SHORT TASK 1: In the Slidell ambulance thread, how much may the city fine Acadian if it chooses to leave Slidell during a storm?

PASSAGE SHOWN:
# Slidell Mayor Vetoes Contract with Acadian Ambulance



## NolaRabbit (Feb 5, 2009)

This was mentioned not too long ago, but as a recap: Slidell is a suburban city north of New Orleans. Acadian Ambulance bought out its local competition, Lifeguard Ambulance, a few years ago and is now the sole 911 provider for the city.



> Mayor Ben Morris is working with Acadian Ambulance to ensure that the company will remain in Slidell should another devastating storm make a beeline for the city.
> 
> The Slidell City Council approved a one-year contract with Acadian in December to provide emergency and nonemergency services as the city's sole ambulance provider. However, Morris refused to sign the agreement, saying Friday that it didn't contain several essential elements to make sure the city and its citizens would be protected.


Read the entire article here.



> The earlier contract contained a clause stipulating that Acadian would not have to be present in Slidell in the event of an act of God, an act of war, a riot, an accident, a flood or sabotage, to name a few excused absences.
> 
> Morris also has added a stipulation that allows the city to fine Acadian $25,000 should it elect to leave Slidell during a storm.
> 
> ...



What is your area's policy regarding your presence during disasters, either natural or manmade? Do you think it should be a requirement that you stay and render care, or do you feel that you can do your job better by returning after the danger is over? I am curious to hear your opinions.


----------



## artman17847 (Feb 5, 2009)

confused??? I thought that's what we do, HELP people in time's of trouble. While they were leaving our state was sending EMS strike teams to help out.


----------



## JPINFV (Feb 5, 2009)

A damaged or destroyed ambulance does nothing to help it's citizens.


----------



## stephenrb81 (Feb 5, 2009)

AVAILABLE DATA:
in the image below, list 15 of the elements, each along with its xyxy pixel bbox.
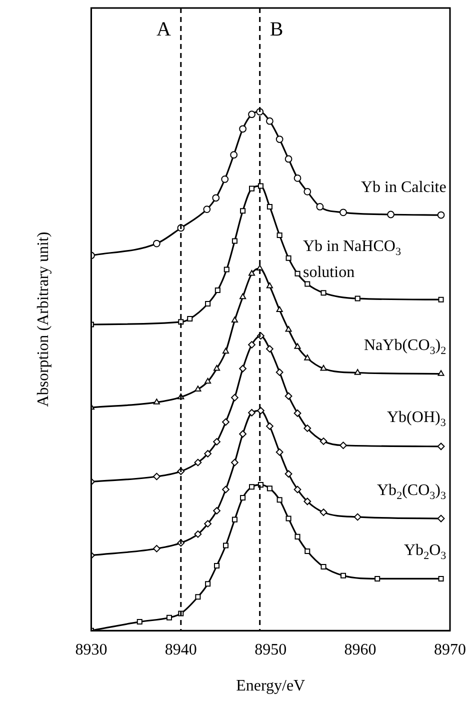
---
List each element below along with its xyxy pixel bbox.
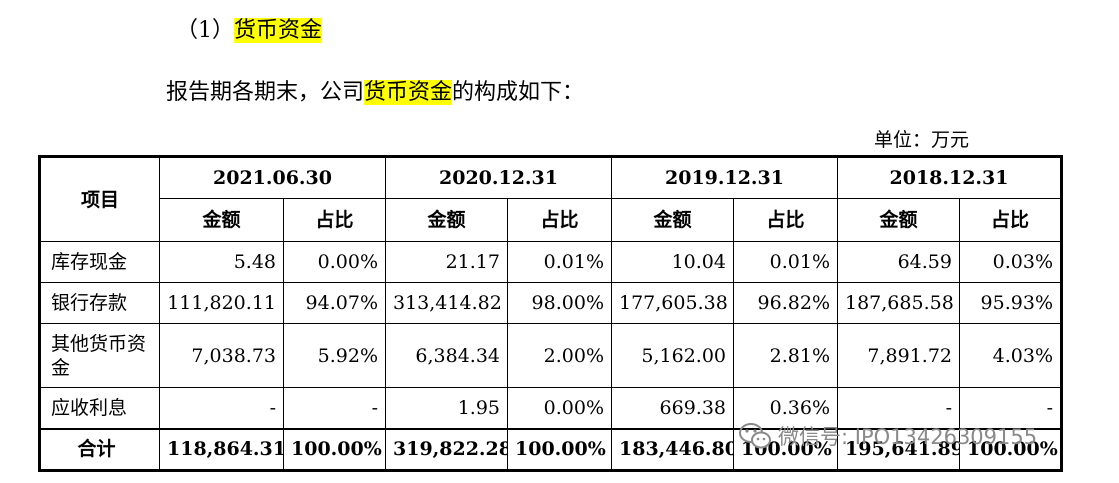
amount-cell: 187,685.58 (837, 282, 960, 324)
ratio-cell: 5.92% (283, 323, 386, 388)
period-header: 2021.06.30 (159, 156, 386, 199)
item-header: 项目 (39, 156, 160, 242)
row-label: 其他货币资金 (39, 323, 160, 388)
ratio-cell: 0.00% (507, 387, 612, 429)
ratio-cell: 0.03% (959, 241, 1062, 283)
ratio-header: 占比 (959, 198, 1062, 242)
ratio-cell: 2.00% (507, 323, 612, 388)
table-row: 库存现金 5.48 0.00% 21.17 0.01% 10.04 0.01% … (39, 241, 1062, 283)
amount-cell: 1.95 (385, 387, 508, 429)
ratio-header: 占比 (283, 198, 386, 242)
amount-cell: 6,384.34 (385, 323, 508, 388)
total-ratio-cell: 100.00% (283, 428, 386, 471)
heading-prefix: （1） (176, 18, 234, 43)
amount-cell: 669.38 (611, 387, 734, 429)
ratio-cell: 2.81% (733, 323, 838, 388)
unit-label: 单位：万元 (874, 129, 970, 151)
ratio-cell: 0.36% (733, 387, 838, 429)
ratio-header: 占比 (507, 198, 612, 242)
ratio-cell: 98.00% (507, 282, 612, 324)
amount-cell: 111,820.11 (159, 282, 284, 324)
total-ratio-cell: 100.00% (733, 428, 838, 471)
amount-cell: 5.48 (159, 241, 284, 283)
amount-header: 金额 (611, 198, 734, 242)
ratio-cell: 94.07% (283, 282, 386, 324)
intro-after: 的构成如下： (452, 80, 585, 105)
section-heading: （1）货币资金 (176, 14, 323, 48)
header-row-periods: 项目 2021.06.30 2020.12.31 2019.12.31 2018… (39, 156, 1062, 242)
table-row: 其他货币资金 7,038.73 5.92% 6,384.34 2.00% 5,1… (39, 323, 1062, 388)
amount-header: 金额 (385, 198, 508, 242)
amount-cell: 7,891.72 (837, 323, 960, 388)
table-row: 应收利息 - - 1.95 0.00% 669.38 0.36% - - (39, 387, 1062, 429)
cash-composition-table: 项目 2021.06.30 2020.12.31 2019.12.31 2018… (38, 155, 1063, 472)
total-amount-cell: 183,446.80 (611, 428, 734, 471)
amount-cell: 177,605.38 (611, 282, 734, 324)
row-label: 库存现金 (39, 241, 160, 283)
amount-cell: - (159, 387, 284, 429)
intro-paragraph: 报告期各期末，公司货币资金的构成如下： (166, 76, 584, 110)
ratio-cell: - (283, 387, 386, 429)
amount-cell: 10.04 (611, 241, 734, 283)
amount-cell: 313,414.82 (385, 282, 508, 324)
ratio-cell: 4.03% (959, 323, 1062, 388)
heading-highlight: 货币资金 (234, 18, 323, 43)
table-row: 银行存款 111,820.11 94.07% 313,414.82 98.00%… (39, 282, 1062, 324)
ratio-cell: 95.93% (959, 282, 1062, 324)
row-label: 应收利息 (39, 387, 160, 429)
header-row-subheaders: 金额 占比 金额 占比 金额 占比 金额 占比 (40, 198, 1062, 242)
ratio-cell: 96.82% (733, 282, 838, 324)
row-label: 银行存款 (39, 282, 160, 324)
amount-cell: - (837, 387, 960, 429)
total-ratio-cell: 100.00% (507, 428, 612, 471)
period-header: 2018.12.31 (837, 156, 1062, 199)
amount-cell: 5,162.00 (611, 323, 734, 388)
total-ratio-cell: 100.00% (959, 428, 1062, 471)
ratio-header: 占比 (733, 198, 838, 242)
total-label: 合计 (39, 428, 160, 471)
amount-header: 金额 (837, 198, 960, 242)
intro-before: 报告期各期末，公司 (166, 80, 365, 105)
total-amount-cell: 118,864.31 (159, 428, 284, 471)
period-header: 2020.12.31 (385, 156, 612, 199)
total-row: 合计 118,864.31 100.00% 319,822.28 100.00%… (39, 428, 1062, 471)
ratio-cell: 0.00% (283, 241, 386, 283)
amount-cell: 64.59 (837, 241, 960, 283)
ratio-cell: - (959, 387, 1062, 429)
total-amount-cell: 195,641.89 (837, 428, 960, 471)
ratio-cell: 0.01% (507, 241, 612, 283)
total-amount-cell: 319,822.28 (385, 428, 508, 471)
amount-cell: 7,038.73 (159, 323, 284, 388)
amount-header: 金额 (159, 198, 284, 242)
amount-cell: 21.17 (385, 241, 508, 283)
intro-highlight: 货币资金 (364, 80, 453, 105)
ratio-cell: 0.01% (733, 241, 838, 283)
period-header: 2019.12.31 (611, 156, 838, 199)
* * *
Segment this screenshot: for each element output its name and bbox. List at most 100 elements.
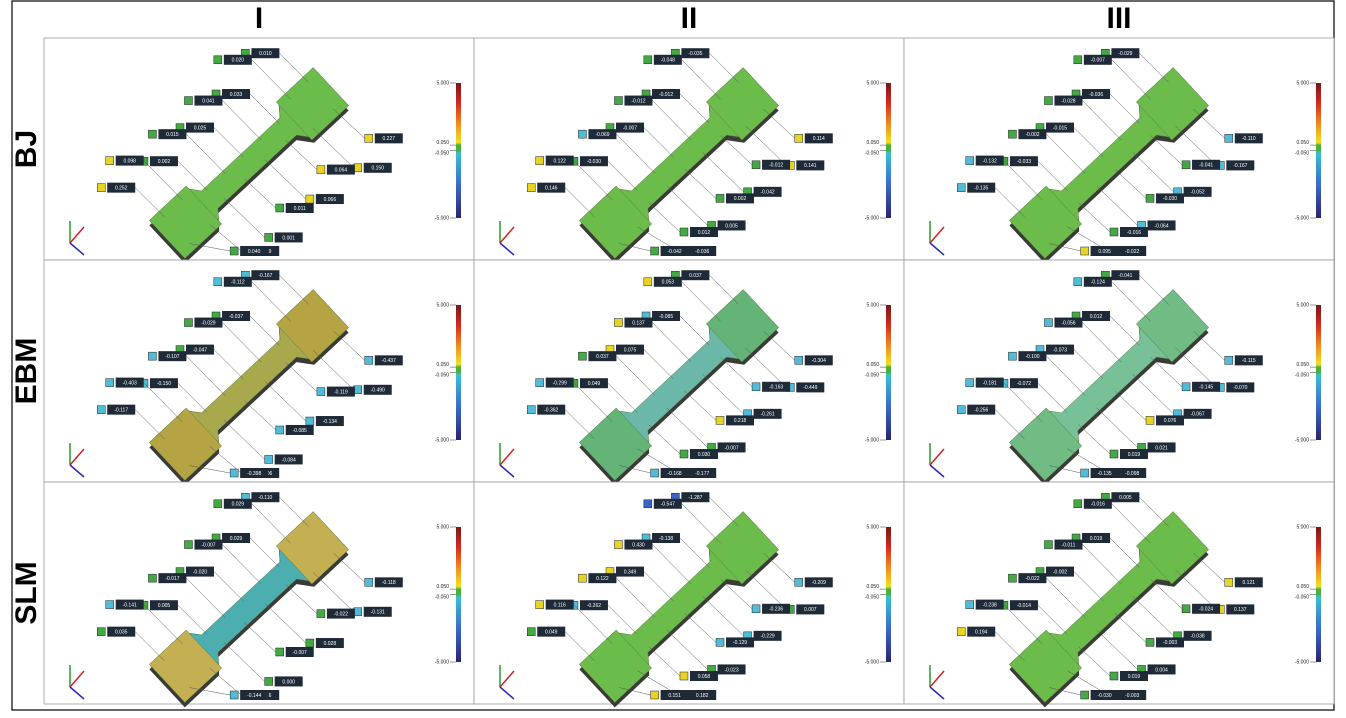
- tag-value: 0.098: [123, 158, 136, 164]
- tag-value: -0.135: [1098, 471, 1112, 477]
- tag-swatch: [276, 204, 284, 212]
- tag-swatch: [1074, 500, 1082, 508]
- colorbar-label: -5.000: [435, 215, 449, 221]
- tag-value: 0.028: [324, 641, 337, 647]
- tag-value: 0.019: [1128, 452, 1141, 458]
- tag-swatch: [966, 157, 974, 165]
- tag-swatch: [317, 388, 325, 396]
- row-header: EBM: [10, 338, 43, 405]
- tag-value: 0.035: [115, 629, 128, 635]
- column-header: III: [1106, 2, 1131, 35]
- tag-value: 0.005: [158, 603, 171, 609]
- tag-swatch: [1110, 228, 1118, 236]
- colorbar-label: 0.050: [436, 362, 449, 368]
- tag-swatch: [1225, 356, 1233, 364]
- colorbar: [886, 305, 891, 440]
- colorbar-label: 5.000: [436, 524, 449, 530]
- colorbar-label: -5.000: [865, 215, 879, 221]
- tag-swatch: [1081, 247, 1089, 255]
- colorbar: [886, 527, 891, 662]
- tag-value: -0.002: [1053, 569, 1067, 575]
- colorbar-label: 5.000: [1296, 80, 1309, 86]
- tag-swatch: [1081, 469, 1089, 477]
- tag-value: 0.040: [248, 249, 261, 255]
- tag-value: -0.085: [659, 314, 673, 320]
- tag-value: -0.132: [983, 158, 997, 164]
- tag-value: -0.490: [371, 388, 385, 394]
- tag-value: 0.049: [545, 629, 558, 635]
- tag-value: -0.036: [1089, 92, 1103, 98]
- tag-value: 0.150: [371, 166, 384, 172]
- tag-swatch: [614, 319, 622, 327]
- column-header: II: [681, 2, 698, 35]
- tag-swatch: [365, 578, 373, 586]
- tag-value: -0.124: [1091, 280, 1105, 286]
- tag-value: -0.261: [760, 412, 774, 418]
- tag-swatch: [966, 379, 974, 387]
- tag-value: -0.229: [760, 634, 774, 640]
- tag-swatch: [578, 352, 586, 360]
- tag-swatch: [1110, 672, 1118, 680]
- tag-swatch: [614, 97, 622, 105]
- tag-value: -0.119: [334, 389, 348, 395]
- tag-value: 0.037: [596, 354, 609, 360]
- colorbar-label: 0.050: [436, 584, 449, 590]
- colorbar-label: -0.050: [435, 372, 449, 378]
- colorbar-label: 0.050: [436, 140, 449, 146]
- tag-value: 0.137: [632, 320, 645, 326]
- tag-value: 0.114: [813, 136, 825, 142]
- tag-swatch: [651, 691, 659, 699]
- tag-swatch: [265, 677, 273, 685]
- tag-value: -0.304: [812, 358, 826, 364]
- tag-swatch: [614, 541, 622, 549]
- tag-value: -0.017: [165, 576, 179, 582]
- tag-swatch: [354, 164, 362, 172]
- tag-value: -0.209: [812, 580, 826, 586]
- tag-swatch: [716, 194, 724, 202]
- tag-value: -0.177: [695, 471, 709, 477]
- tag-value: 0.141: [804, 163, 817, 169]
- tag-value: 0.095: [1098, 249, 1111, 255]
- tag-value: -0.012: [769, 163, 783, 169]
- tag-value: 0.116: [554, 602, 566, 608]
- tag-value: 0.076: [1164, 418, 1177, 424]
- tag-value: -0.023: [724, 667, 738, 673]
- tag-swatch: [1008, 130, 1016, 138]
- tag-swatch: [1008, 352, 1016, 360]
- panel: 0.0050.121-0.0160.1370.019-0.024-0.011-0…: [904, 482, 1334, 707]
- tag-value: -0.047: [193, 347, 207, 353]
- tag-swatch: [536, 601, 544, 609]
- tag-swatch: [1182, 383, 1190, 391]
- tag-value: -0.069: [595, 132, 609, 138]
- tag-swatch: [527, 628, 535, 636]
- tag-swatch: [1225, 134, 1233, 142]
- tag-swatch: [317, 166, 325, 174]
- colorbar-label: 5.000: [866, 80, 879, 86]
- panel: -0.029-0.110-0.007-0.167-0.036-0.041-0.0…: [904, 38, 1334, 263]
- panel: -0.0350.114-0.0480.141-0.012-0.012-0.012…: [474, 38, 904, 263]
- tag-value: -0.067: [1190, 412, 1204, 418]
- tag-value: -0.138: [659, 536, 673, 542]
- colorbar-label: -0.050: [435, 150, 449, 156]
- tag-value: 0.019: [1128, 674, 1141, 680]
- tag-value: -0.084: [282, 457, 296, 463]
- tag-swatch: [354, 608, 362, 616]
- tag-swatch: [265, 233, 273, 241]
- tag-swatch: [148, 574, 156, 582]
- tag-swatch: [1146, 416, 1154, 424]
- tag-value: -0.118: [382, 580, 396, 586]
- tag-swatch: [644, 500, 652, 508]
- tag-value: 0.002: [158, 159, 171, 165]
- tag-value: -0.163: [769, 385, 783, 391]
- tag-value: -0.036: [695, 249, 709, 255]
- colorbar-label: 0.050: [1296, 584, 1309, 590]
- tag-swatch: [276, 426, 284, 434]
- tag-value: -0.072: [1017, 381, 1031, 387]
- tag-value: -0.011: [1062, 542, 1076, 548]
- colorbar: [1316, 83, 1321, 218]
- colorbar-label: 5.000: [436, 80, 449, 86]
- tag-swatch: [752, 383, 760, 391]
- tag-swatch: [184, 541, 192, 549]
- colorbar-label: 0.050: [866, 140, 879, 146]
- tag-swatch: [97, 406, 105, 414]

SHORT TASK 2: Arrange the stretch of rows from the one containing "Segment this screenshot: for" through the one containing "- tag-swatch: [578, 352, 586, 360]" as a JSON list of strings, one string per row, leaving out the pictures.

PROBLEM SOLUTION 1: $25,000

PROBLEM SOLUTION 2:
[
  "Segment this screenshot: for each element output its name and bbox. List at most 100 elements.",
  "- tag-value: 0.098: [123, 158, 136, 164]",
  "- tag-value: -0.135: [1098, 471, 1112, 477]",
  "- tag-swatch: [276, 204, 284, 212]",
  "- tag-swatch: [1074, 500, 1082, 508]",
  "- colorbar-label: -5.000: [435, 215, 449, 221]",
  "- tag-value: 0.028: [324, 641, 337, 647]",
  "- tag-value: 0.019: [1128, 452, 1141, 458]",
  "- tag-swatch: [966, 157, 974, 165]",
  "- tag-swatch: [317, 388, 325, 396]",
  "- row-header: EBM: [10, 338, 43, 405]",
  "- tag-value: 0.035: [115, 629, 128, 635]",
  "- column-header: III: [1106, 2, 1131, 35]",
  "- tag-value: 0.005: [158, 603, 171, 609]",
  "- tag-swatch: [1110, 228, 1118, 236]",
  "- colorbar-label: 0.050: [436, 362, 449, 368]",
  "- tag-swatch: [1225, 356, 1233, 364]",
  "- colorbar: [886, 305, 891, 440]",
  "- colorbar-label: 5.000: [436, 524, 449, 530]",
  "- colorbar-label: -5.000: [865, 215, 879, 221]",
  "- tag-swatch: [1081, 247, 1089, 255]",
  "- colorbar: [886, 527, 891, 662]",
  "- tag-value: -0.002: [1053, 569, 1067, 575]",
  "- colorbar-label: 5.000: [1296, 80, 1309, 86]",
  "- tag-swatch: [1081, 469, 1089, 477]",
  "- tag-value: 0.040: [248, 249, 261, 255]",
  "- tag-value: -0.085: [659, 314, 673, 320]",
  "- tag-value: -0.132: [983, 158, 997, 164]",
  "- tag-value: -0.490: [371, 388, 385, 394]",
  "- tag-value: 0.049: [545, 629, 558, 635]",
  "- tag-value: -0.036: [1089, 92, 1103, 98]",
  "- tag-value: 0.150: [371, 166, 384, 172]",
  "- tag-swatch: [614, 319, 622, 327]",
  "- column-header: II: [681, 2, 698, 35]",
  "- tag-swatch: [365, 578, 373, 586]",
  "- tag-value: -0.124: [1091, 280, 1105, 286]",
  "- tag-value: -0.261: [760, 412, 774, 418]",
  "- tag-swatch: [966, 379, 974, 387]",
  "- tag-value: -0.229: [760, 634, 774, 640]",
  "- tag-swatch: [578, 352, 586, 360]"
]